• [Reading text]:

┏━━

Dokument #1443234
EurasiaNet (Autor)
Zhanara Akhmet, a journalist and a critic of Kazakhstan’s government, fled her country in March 2017 with her nine-year-old son. She says she decided to leave after the editor of her newspaper was arrested and several criminal charges were filed against her.
She traveled to Kiev, where she applied for political asylum. It soon became clear, however, that Ukraine was not the safe haven Akhmet was seeking. Last October, she was arrested on the basis of an Interpol Red Notice issued by Kazakhstan.
Akhmet got off lightly in the end. She was released by court order in late November with help from Fair Trials, a British non-governmental organization specializing in the international justice sector. More importantly, she successfully fought to have her name removed from the Interpol list.
As the Central Asian Political Exiles database project has documented, the international arrest warrant has become a key weapon for authoritarian governments trying to silence self-exiled opponents.
One goal of the project, which is run by John Heathershaw and Saipira Furstenberg of the University of Exeter, is to trace the dynamics of international repression against individuals like Akhmet. Another is to make the case for policy changes in international law enforcement bodies. Moreover, the creators of the database see it as a resource to help defend asylum seekers hailing from Central Asia.
The database, now in its second edition, draws on publicly available information, such as media reports and archives. It currently includes 255 individuals, among them former regime insiders, secular opposition figures, banned clerics, alleged religious extremists, journalists, civil society activists and relatives of exiled individuals who have been persecuted for the actions of family members.
To be included in the list, political exiles must have been subject to some form of repression between 1990 and the present. Depending on the severity of the case, the individuals are placed in one of three baskets.
Stage one includes people who have been subjected to informal warnings and threats, intimidation of family members, formal arrest warrants, Interpol notices and extradition requests. The next level is reserved for those who have been through arrest, detention or extradition proceedings. Stage three is the most extreme and includes potential targets of rendition, assault, kidnapping or murder.
The research has revealed patterns of political repression that have intensified since 2016, when the first edition of the database was published. One of the most notable has been the of intimidation and punishment of political exiles’ relatives who have remained behind. Tajikistan has become the most egregious practitioner in this area.

┗━━

• [Material for this exercise]:
┏━━

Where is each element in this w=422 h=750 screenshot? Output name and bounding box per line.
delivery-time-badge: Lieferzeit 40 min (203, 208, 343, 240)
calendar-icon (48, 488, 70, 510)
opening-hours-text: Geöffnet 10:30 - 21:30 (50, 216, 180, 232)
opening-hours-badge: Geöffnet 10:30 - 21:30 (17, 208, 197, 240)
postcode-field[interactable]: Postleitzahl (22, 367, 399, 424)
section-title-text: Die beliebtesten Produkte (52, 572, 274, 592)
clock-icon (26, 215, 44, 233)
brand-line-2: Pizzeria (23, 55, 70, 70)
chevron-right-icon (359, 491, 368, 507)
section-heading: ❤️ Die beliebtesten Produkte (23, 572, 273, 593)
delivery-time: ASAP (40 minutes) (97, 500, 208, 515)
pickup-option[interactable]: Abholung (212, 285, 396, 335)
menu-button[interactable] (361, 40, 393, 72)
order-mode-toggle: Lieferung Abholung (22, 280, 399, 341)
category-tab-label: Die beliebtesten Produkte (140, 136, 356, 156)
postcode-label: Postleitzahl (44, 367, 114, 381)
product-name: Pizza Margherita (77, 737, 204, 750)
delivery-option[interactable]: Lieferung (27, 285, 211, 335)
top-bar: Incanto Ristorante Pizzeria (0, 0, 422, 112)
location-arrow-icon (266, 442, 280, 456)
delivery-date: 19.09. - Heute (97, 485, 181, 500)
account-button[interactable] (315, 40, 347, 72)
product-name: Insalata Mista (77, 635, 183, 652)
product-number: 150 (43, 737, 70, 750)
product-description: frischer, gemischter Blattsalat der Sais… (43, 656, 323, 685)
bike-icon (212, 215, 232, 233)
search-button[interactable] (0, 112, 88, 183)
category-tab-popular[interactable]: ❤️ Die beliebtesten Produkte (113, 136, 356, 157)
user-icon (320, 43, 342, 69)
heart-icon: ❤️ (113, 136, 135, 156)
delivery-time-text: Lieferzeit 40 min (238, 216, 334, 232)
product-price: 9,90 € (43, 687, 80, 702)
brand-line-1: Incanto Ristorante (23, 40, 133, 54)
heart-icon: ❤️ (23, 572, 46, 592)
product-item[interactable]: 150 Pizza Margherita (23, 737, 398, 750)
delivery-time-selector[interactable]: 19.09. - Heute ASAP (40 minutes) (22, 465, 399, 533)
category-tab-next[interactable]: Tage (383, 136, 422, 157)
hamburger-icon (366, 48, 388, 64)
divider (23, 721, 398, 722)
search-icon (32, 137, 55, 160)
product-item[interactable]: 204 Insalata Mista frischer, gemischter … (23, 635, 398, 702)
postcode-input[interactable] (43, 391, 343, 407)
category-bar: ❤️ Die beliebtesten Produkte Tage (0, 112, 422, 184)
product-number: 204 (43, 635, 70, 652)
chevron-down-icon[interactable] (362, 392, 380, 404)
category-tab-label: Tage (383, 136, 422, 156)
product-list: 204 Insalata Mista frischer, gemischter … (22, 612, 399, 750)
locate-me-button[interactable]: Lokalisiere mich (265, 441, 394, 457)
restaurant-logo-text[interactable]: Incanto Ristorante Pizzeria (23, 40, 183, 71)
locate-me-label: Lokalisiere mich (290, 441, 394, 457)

┗━━

• [Set tasks]:
1) Print everything in the article on Central Asian exiles from "One goal of" down to "from Central Asia.".
2) In the entries, take everything from the start down to the line containing "product-price: 9,90 € (43, 687, 80, 702)", change "interactable" to "clickable", and return only those lines with nothing else altered.
The article on Central Asian exiles and the entries have nothing to do with each other.

• [Responses by task]:
1)
One goal of the project, which is run by John Heathershaw and Saipira Furstenberg of the University of Exeter, is to trace the dynamics of international repression against individuals like Akhmet. Another is to make the case for policy changes in international law enforcement bodies. Moreover, the creators of the database see it as a resource to help defend asylum seekers hailing from Central Asia.

2)
Where is each element in this w=422 h=750 screenshot? Output name and bounding box per line.
delivery-time-badge: Lieferzeit 40 min (203, 208, 343, 240)
calendar-icon (48, 488, 70, 510)
opening-hours-text: Geöffnet 10:30 - 21:30 (50, 216, 180, 232)
opening-hours-badge: Geöffnet 10:30 - 21:30 (17, 208, 197, 240)
postcode-field[clickable]: Postleitzahl (22, 367, 399, 424)
section-title-text: Die beliebtesten Produkte (52, 572, 274, 592)
clock-icon (26, 215, 44, 233)
brand-line-2: Pizzeria (23, 55, 70, 70)
chevron-right-icon (359, 491, 368, 507)
section-heading: ❤️ Die beliebtesten Produkte (23, 572, 273, 593)
delivery-time: ASAP (40 minutes) (97, 500, 208, 515)
pickup-option[clickable]: Abholung (212, 285, 396, 335)
menu-button[clickable] (361, 40, 393, 72)
order-mode-toggle: Lieferung Abholung (22, 280, 399, 341)
category-tab-label: Die beliebtesten Produkte (140, 136, 356, 156)
postcode-label: Postleitzahl (44, 367, 114, 381)
product-name: Pizza Margherita (77, 737, 204, 750)
delivery-option[clickable]: Lieferung (27, 285, 211, 335)
top-bar: Incanto Ristorante Pizzeria (0, 0, 422, 112)
location-arrow-icon (266, 442, 280, 456)
delivery-date: 19.09. - Heute (97, 485, 181, 500)
account-button[clickable] (315, 40, 347, 72)
product-name: Insalata Mista (77, 635, 183, 652)
product-number: 150 (43, 737, 70, 750)
product-description: frischer, gemischter Blattsalat der Sais… (43, 656, 323, 685)
bike-icon (212, 215, 232, 233)
search-button[clickable] (0, 112, 88, 183)
category-tab-popular[clickable]: ❤️ Die beliebtesten Produkte (113, 136, 356, 157)
user-icon (320, 43, 342, 69)
heart-icon: ❤️ (113, 136, 135, 156)
delivery-time-text: Lieferzeit 40 min (238, 216, 334, 232)
product-price: 9,90 € (43, 687, 80, 702)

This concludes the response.